• **YOUR OBJECTIVE**: Copy every line of the following data that includes the string "GitHub".

Dataset records
━━━━━━

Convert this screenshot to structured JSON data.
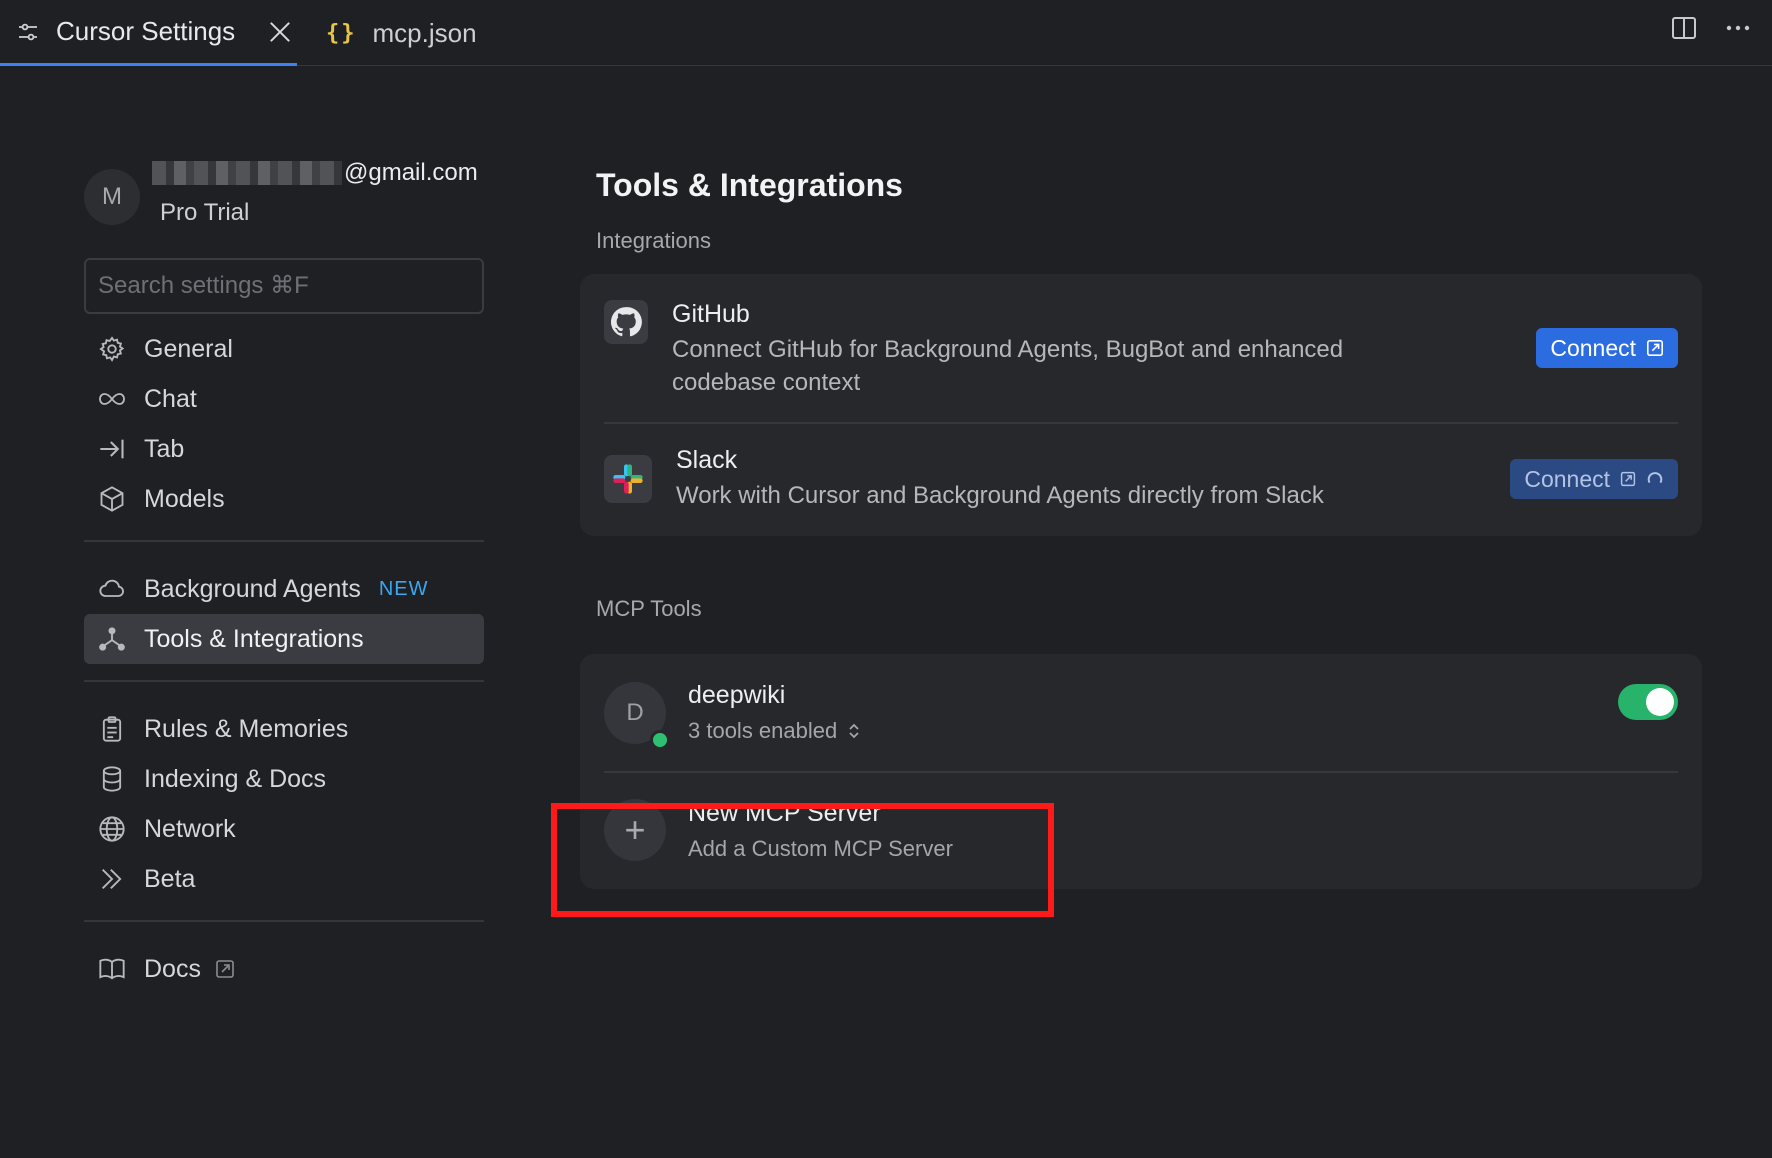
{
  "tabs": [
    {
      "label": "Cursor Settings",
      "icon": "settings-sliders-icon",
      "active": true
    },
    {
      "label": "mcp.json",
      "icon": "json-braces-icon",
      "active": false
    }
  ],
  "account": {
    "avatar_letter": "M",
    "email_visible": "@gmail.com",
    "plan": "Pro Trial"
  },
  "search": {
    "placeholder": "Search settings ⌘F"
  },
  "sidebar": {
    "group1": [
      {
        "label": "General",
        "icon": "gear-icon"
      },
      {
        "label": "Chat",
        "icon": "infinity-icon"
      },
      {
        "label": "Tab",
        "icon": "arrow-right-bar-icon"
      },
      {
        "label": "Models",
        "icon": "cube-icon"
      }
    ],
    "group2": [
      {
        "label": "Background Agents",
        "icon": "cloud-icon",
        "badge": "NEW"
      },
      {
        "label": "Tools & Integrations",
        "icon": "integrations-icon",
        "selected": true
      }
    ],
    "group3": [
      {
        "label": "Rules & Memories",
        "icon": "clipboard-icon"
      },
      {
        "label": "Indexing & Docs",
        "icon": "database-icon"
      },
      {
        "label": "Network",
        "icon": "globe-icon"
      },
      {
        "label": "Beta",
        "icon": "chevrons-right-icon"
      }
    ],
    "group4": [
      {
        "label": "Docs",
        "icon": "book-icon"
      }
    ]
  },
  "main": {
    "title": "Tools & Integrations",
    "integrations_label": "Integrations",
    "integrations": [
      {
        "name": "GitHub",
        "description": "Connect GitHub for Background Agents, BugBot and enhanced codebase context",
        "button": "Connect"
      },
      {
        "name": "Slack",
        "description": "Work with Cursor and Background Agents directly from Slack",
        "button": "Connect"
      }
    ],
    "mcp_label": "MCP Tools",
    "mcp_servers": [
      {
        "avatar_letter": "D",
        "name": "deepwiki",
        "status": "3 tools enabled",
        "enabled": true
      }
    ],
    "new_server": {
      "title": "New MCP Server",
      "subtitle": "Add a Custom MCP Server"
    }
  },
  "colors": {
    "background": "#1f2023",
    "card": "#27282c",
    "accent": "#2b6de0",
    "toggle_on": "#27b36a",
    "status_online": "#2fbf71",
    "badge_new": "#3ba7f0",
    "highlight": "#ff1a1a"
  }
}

━━━━━━

• **CORRECT RESULT**:
        "name": "GitHub",
        "description": "Connect GitHub for Background Agents, BugBot and enhanced codebase context",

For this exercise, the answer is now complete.